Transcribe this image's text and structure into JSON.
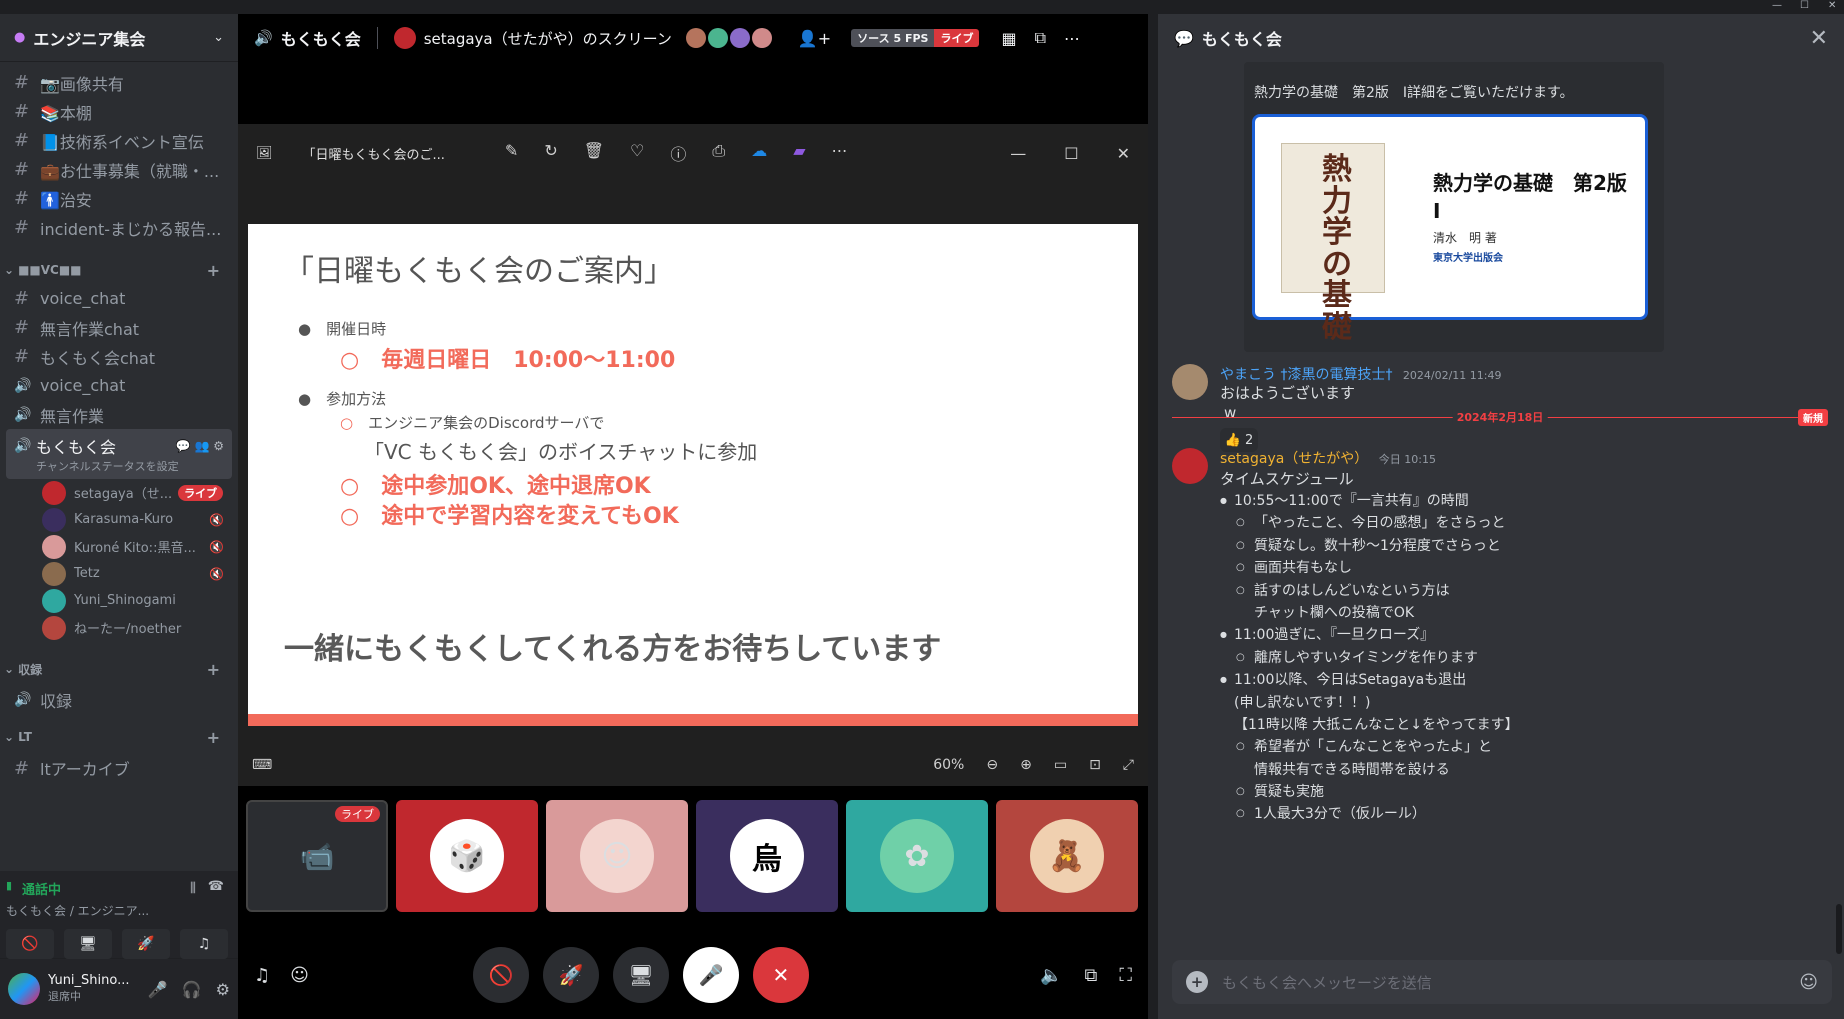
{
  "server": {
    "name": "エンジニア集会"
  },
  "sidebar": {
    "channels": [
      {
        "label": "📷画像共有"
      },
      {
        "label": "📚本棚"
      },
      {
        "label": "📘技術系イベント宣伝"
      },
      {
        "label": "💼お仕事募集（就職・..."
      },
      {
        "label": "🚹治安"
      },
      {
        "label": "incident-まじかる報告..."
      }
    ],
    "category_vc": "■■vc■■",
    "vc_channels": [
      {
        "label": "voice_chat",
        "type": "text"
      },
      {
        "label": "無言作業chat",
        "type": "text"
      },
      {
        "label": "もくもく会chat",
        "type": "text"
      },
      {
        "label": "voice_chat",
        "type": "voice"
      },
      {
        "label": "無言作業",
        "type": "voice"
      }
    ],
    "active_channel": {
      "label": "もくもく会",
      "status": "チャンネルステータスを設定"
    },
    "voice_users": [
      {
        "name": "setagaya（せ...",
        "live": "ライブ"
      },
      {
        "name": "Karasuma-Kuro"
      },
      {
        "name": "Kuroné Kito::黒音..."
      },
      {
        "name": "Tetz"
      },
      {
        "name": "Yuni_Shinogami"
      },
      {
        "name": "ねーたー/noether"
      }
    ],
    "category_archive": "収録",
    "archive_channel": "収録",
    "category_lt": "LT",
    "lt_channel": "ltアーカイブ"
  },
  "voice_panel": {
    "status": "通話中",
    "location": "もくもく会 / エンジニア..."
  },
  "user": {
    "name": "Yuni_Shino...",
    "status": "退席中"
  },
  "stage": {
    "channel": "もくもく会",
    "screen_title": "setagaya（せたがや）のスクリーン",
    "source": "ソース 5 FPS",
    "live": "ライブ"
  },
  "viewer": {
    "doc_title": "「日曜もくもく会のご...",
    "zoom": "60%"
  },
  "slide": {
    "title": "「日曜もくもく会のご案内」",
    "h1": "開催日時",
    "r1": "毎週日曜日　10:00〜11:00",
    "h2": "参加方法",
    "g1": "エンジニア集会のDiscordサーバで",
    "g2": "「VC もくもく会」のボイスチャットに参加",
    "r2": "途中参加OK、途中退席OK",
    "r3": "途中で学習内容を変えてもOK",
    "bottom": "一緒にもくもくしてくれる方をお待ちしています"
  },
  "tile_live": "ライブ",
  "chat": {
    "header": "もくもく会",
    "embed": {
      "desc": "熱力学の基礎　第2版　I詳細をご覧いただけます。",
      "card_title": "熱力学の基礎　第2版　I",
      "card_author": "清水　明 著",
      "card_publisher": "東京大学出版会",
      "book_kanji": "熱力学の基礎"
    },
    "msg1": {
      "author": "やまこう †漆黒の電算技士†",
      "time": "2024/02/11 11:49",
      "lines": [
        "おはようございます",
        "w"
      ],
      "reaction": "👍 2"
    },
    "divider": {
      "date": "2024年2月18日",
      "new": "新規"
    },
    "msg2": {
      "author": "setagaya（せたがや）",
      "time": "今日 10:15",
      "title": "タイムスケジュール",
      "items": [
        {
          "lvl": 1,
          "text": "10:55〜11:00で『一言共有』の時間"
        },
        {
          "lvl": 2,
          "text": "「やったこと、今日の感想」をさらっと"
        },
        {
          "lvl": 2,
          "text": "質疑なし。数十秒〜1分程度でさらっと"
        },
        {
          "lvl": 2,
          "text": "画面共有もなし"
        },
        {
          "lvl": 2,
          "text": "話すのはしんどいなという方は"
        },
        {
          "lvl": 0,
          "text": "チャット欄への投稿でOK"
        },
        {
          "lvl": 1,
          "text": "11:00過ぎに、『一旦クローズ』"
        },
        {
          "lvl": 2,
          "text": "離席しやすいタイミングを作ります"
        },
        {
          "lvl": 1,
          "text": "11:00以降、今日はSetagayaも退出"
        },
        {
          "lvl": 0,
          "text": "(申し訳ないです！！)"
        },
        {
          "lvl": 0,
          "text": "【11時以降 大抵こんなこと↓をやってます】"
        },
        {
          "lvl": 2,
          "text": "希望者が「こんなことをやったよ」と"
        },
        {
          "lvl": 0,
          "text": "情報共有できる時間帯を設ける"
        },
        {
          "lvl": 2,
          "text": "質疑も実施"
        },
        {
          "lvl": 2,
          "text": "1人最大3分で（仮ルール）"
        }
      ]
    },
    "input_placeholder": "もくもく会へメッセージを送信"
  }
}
◇ ◇ ◇
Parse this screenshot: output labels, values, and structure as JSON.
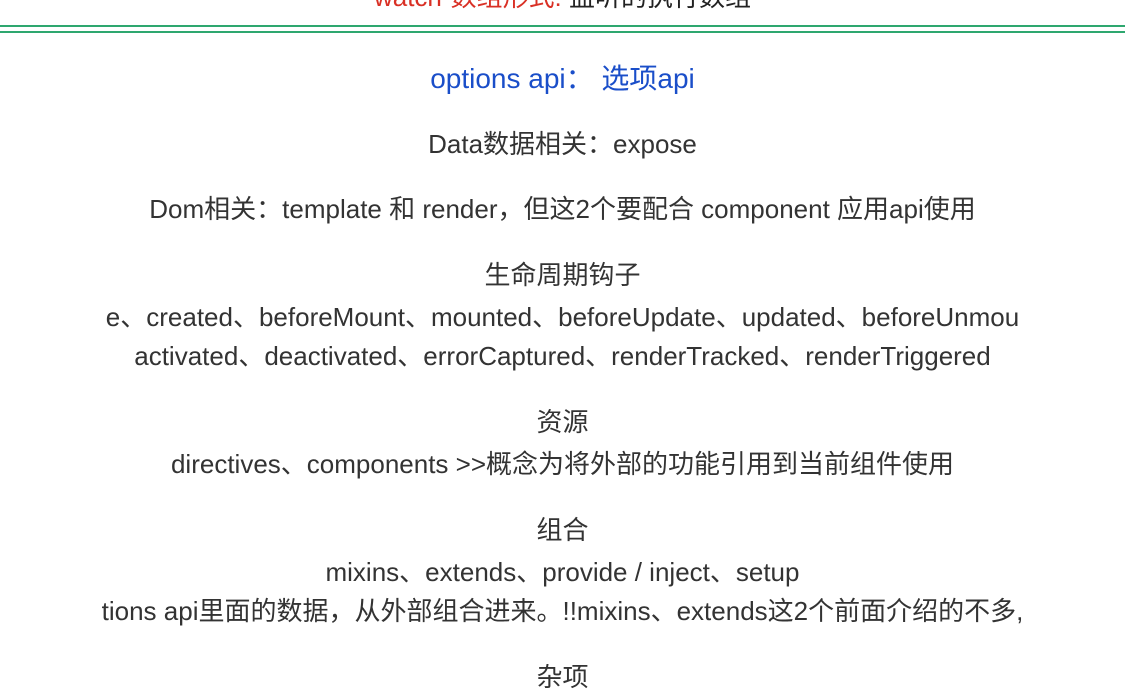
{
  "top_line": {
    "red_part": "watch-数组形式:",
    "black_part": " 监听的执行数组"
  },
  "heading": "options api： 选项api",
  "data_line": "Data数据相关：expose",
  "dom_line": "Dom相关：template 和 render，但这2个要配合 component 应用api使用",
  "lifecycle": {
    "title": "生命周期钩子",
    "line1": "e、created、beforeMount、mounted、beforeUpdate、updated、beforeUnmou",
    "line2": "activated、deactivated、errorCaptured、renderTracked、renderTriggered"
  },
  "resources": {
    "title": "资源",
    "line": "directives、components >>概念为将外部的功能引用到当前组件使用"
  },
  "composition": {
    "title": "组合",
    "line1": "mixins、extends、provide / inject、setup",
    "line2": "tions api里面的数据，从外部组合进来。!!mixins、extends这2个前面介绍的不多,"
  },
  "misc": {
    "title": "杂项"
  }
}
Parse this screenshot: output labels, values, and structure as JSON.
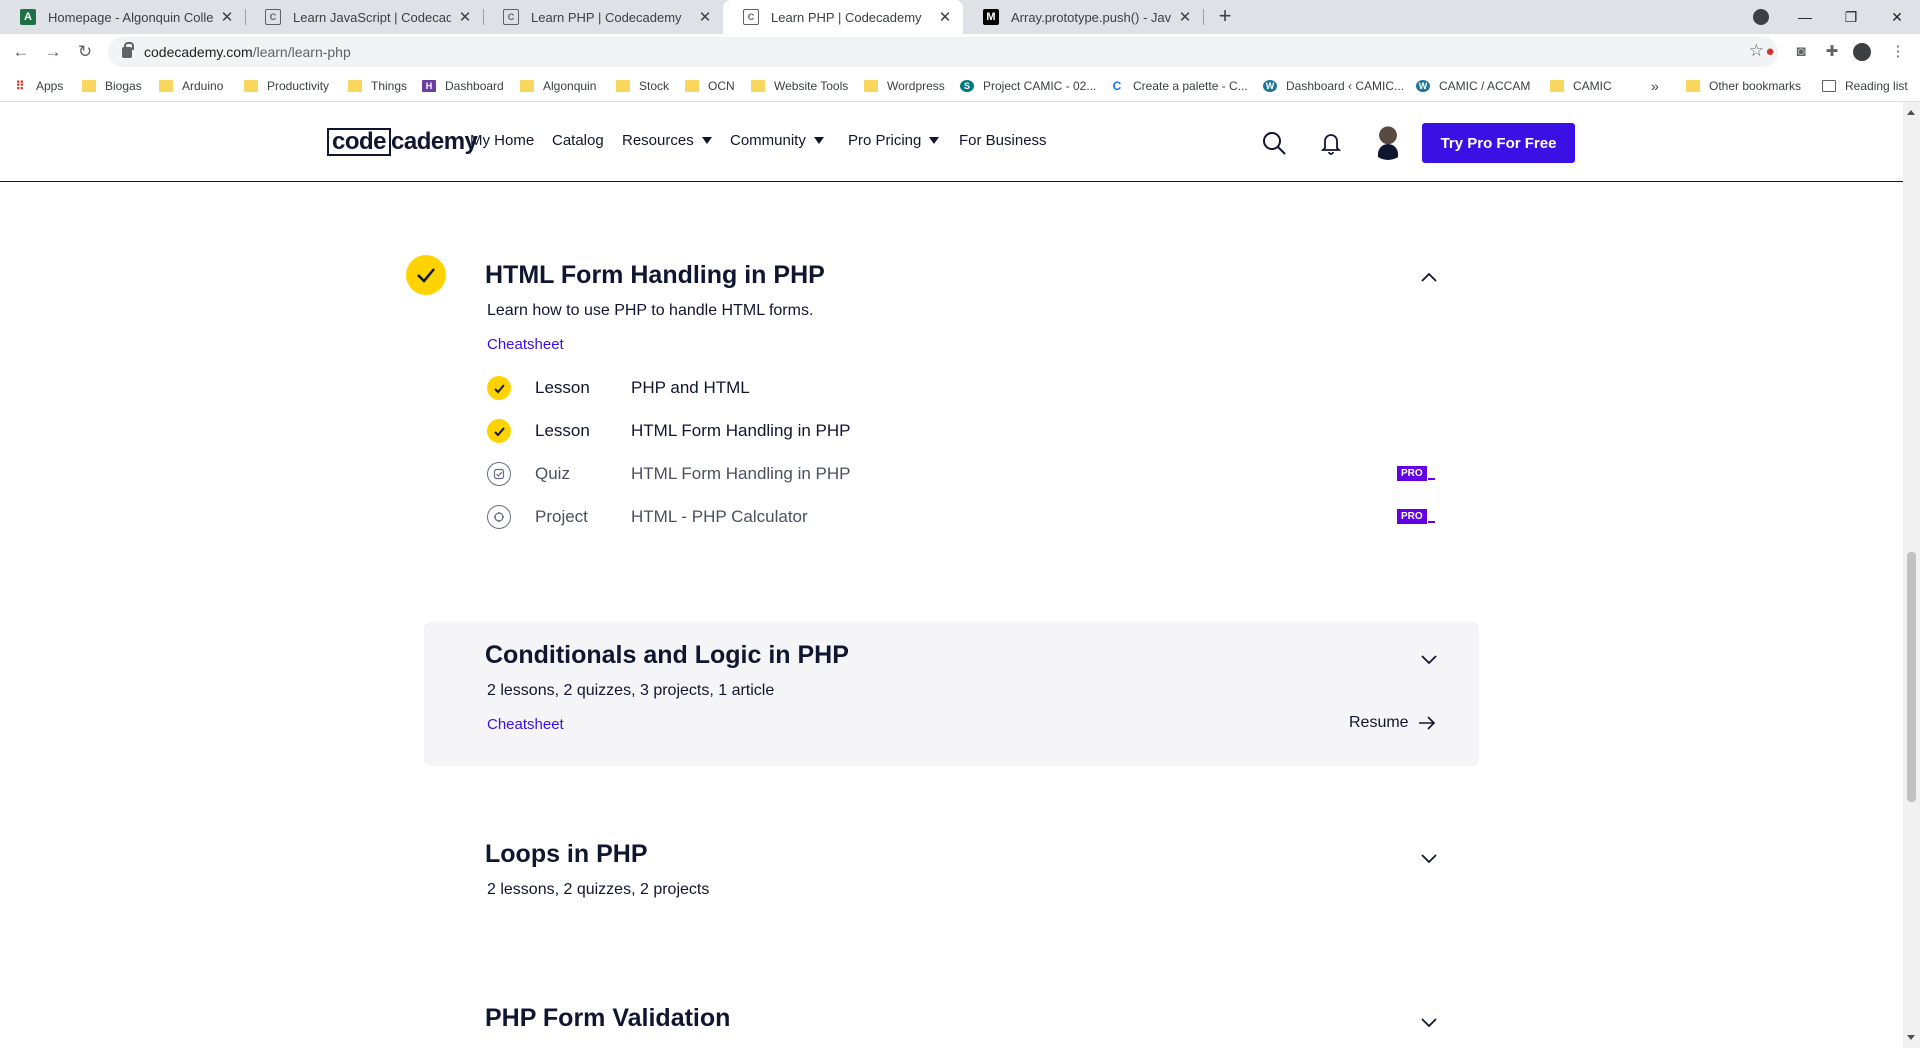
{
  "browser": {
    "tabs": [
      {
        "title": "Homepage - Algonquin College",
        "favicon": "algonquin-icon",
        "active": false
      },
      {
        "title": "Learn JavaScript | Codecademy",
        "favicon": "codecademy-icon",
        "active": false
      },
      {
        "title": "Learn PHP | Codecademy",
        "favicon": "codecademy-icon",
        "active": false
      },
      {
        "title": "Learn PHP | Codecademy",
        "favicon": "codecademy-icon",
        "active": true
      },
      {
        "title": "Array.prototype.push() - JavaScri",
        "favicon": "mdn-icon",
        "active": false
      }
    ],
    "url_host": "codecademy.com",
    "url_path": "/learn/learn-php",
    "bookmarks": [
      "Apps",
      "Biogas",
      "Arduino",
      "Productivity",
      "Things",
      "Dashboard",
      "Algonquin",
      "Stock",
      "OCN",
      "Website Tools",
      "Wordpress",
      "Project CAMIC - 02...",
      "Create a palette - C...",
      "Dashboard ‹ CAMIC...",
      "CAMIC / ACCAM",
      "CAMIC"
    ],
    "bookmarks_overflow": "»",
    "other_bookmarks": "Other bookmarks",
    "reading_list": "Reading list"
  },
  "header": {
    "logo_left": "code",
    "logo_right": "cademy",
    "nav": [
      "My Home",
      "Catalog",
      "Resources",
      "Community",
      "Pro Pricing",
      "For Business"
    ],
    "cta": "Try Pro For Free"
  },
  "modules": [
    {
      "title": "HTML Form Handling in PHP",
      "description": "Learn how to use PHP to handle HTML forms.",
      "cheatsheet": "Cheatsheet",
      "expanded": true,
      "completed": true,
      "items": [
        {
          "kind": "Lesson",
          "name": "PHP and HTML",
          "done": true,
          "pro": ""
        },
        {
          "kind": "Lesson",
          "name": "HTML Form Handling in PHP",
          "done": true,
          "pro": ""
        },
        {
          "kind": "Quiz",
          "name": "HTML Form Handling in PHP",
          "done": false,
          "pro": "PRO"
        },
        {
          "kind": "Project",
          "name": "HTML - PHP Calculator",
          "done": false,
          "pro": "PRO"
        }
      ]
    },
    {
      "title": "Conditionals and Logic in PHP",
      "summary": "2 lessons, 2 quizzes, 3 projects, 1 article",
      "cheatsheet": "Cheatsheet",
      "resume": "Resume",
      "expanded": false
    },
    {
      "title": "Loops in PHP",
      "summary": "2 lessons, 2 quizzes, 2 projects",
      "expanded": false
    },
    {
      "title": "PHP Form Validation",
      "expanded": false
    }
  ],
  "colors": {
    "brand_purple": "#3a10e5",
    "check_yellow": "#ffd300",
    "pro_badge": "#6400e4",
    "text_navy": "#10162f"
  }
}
◇ ◇ ◇
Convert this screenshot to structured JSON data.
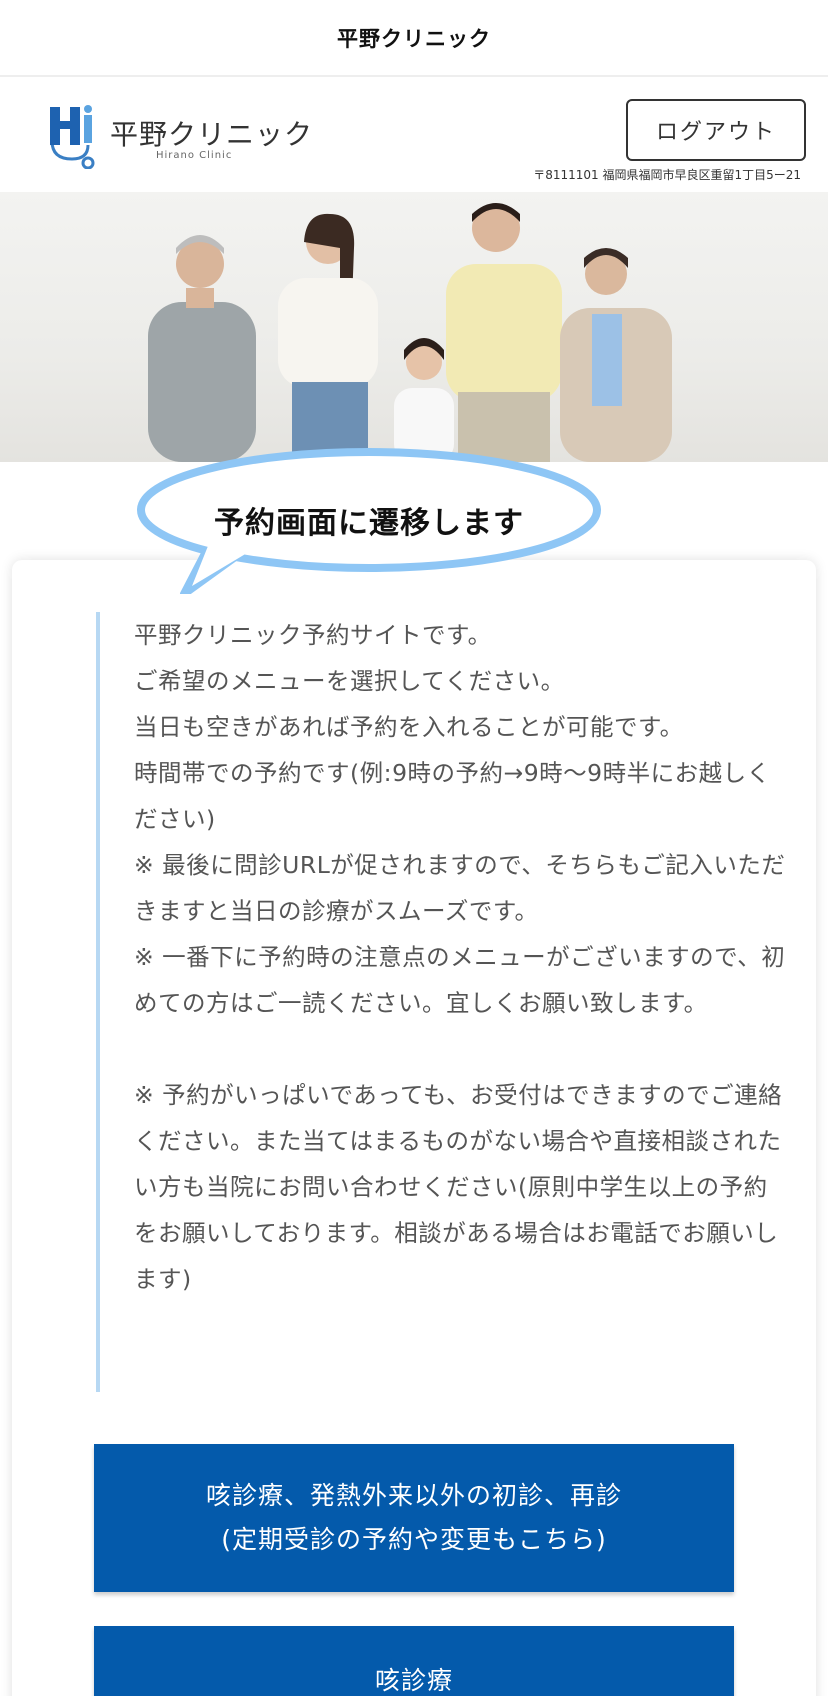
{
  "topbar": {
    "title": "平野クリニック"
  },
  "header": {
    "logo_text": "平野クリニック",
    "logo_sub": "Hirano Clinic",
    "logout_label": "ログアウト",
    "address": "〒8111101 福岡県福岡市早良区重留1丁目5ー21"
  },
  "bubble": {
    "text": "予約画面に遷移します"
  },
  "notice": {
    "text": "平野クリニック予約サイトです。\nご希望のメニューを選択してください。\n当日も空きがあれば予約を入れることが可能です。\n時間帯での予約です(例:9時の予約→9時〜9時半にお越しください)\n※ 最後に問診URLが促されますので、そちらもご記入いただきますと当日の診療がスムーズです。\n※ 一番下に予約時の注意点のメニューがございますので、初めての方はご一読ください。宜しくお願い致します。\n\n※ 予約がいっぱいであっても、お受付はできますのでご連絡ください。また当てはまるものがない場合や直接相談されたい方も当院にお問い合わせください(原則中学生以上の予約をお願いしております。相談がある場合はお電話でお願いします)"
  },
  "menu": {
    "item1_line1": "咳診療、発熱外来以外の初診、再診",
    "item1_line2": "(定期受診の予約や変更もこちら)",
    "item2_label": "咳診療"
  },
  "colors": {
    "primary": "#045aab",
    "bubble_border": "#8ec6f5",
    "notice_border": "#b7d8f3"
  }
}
◇ ◇ ◇
**Instructions for the task**
Select every line in the records above that contains the word "熱力学の基礎".

**Response below**
      "desc": "熱力学の基礎　第2版　I詳細をご覧いただけます。",
      "card_title": "熱力学の基礎　第2版　I",
      "book_kanji": "熱力学の基礎"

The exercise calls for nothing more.